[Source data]
┄┄┄┄┄┄

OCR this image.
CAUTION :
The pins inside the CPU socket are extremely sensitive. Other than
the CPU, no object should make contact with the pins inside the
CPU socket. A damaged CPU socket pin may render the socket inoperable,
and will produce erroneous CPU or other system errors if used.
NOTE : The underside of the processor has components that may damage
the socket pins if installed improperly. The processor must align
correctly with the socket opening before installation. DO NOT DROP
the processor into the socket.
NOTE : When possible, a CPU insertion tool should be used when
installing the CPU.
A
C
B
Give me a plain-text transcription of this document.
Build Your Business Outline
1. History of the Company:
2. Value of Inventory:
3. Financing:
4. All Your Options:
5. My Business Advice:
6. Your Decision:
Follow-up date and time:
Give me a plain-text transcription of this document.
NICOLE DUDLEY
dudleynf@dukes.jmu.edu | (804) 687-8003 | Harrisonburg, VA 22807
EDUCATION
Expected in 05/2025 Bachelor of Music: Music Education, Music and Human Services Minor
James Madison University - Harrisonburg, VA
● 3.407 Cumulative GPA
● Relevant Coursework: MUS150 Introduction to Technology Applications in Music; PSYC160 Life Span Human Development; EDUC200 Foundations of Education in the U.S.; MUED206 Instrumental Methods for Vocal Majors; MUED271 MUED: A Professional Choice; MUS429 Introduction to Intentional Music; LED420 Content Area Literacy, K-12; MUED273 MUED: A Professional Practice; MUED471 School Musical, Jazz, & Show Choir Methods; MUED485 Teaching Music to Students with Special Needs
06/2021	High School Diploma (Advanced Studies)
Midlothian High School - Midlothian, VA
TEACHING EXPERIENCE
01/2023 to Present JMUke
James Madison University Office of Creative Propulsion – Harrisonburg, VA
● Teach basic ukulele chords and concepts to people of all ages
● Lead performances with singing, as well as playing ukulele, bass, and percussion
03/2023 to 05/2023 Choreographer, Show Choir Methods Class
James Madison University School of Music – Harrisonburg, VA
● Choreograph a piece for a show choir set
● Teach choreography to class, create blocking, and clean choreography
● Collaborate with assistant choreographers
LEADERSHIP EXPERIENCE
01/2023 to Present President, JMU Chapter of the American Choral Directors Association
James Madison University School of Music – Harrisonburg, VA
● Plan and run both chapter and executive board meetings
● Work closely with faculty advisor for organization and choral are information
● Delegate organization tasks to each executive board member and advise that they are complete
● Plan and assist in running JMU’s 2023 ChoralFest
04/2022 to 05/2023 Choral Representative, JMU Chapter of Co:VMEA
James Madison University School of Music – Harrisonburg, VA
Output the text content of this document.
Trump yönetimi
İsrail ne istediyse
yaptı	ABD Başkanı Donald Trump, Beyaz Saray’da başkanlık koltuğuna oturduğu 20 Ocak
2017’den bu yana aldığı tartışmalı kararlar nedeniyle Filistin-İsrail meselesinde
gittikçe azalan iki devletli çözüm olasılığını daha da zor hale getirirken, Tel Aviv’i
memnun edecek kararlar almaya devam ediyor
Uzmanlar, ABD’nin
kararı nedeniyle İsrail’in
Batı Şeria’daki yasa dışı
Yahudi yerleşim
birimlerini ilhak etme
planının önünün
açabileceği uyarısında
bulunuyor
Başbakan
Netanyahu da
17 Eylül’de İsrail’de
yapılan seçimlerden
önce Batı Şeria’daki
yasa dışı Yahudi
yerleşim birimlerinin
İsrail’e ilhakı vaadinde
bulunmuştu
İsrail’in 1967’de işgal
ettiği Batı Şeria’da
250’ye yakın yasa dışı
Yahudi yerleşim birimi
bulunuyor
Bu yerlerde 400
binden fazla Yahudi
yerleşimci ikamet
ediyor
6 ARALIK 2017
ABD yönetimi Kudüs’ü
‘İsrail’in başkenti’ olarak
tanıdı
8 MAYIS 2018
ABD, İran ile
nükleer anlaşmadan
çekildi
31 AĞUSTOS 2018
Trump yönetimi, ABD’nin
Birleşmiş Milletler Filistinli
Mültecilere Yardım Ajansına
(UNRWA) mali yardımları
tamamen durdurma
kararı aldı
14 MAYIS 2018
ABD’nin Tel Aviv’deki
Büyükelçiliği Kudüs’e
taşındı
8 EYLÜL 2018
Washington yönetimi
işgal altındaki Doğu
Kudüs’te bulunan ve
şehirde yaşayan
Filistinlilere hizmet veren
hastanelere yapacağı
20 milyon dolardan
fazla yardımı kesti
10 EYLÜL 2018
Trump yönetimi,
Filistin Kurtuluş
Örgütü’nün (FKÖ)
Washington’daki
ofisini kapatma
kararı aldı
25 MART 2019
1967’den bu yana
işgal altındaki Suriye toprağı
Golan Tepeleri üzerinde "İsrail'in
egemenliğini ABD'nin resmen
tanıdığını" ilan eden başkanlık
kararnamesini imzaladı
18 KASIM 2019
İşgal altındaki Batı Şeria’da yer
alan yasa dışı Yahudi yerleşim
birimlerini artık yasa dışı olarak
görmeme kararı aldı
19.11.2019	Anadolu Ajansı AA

┄┄┄┄┄┄

**Aim of the task**
Exactly reproduce all of the entries above.

**Task answer**
OCR this image.
CAUTION :
The pins inside the CPU socket are extremely sensitive. Other than
the CPU, no object should make contact with the pins inside the
CPU socket. A damaged CPU socket pin may render the socket inoperable,
and will produce erroneous CPU or other system errors if used.
NOTE : The underside of the processor has components that may damage
the socket pins if installed improperly. The processor must align
correctly with the socket opening before installation. DO NOT DROP
the processor into the socket.
NOTE : When possible, a CPU insertion tool should be used when
installing the CPU.
A
C
B
Give me a plain-text transcription of this document.
Build Your Business Outline
1. History of the Company:
2. Value of Inventory:
3. Financing:
4. All Your Options:
5. My Business Advice:
6. Your Decision:
Follow-up date and time:
Give me a plain-text transcription of this document.
NICOLE DUDLEY
dudleynf@dukes.jmu.edu | (804) 687-8003 | Harrisonburg, VA 22807
EDUCATION
Expected in 05/2025 Bachelor of Music: Music Education, Music and Human Services Minor
James Madison University - Harrisonburg, VA
● 3.407 Cumulative GPA
● Relevant Coursework: MUS150 Introduction to Technology Applications in Music; PSYC160 Life Span Human Development; EDUC200 Foundations of Education in the U.S.; MUED206 Instrumental Methods for Vocal Majors; MUED271 MUED: A Professional Choice; MUS429 Introduction to Intentional Music; LED420 Content Area Literacy, K-12; MUED273 MUED: A Professional Practice; MUED471 School Musical, Jazz, & Show Choir Methods; MUED485 Teaching Music to Students with Special Needs
06/2021	High School Diploma (Advanced Studies)
Midlothian High School - Midlothian, VA
TEACHING EXPERIENCE
01/2023 to Present JMUke
James Madison University Office of Creative Propulsion – Harrisonburg, VA
● Teach basic ukulele chords and concepts to people of all ages
● Lead performances with singing, as well as playing ukulele, bass, and percussion
03/2023 to 05/2023 Choreographer, Show Choir Methods Class
James Madison University School of Music – Harrisonburg, VA
● Choreograph a piece for a show choir set
● Teach choreography to class, create blocking, and clean choreography
● Collaborate with assistant choreographers
LEADERSHIP EXPERIENCE
01/2023 to Present President, JMU Chapter of the American Choral Directors Association
James Madison University School of Music – Harrisonburg, VA
● Plan and run both chapter and executive board meetings
● Work closely with faculty advisor for organization and choral are information
● Delegate organization tasks to each executive board member and advise that they are complete
● Plan and assist in running JMU’s 2023 ChoralFest
04/2022 to 05/2023 Choral Representative, JMU Chapter of Co:VMEA
James Madison University School of Music – Harrisonburg, VA
Output the text content of this document.
Trump yönetimi
İsrail ne istediyse
yaptı	ABD Başkanı Donald Trump, Beyaz Saray’da başkanlık koltuğuna oturduğu 20 Ocak
2017’den bu yana aldığı tartışmalı kararlar nedeniyle Filistin-İsrail meselesinde
gittikçe azalan iki devletli çözüm olasılığını daha da zor hale getirirken, Tel Aviv’i
memnun edecek kararlar almaya devam ediyor
Uzmanlar, ABD’nin
kararı nedeniyle İsrail’in
Batı Şeria’daki yasa dışı
Yahudi yerleşim
birimlerini ilhak etme
planının önünün
açabileceği uyarısında
bulunuyor
Başbakan
Netanyahu da
17 Eylül’de İsrail’de
yapılan seçimlerden
önce Batı Şeria’daki
yasa dışı Yahudi
yerleşim birimlerinin
İsrail’e ilhakı vaadinde
bulunmuştu
İsrail’in 1967’de işgal
ettiği Batı Şeria’da
250’ye yakın yasa dışı
Yahudi yerleşim birimi
bulunuyor
Bu yerlerde 400
binden fazla Yahudi
yerleşimci ikamet
ediyor
6 ARALIK 2017
ABD yönetimi Kudüs’ü
‘İsrail’in başkenti’ olarak
tanıdı
8 MAYIS 2018
ABD, İran ile
nükleer anlaşmadan
çekildi
31 AĞUSTOS 2018
Trump yönetimi, ABD’nin
Birleşmiş Milletler Filistinli
Mültecilere Yardım Ajansına
(UNRWA) mali yardımları
tamamen durdurma
kararı aldı
14 MAYIS 2018
ABD’nin Tel Aviv’deki
Büyükelçiliği Kudüs’e
taşındı
8 EYLÜL 2018
Washington yönetimi
işgal altındaki Doğu
Kudüs’te bulunan ve
şehirde yaşayan
Filistinlilere hizmet veren
hastanelere yapacağı
20 milyon dolardan
fazla yardımı kesti
10 EYLÜL 2018
Trump yönetimi,
Filistin Kurtuluş
Örgütü’nün (FKÖ)
Washington’daki
ofisini kapatma
kararı aldı
25 MART 2019
1967’den bu yana
işgal altındaki Suriye toprağı
Golan Tepeleri üzerinde "İsrail'in
egemenliğini ABD'nin resmen
tanıdığını" ilan eden başkanlık
kararnamesini imzaladı
18 KASIM 2019
İşgal altındaki Batı Şeria’da yer
alan yasa dışı Yahudi yerleşim
birimlerini artık yasa dışı olarak
görmeme kararı aldı
19.11.2019	Anadolu Ajansı AA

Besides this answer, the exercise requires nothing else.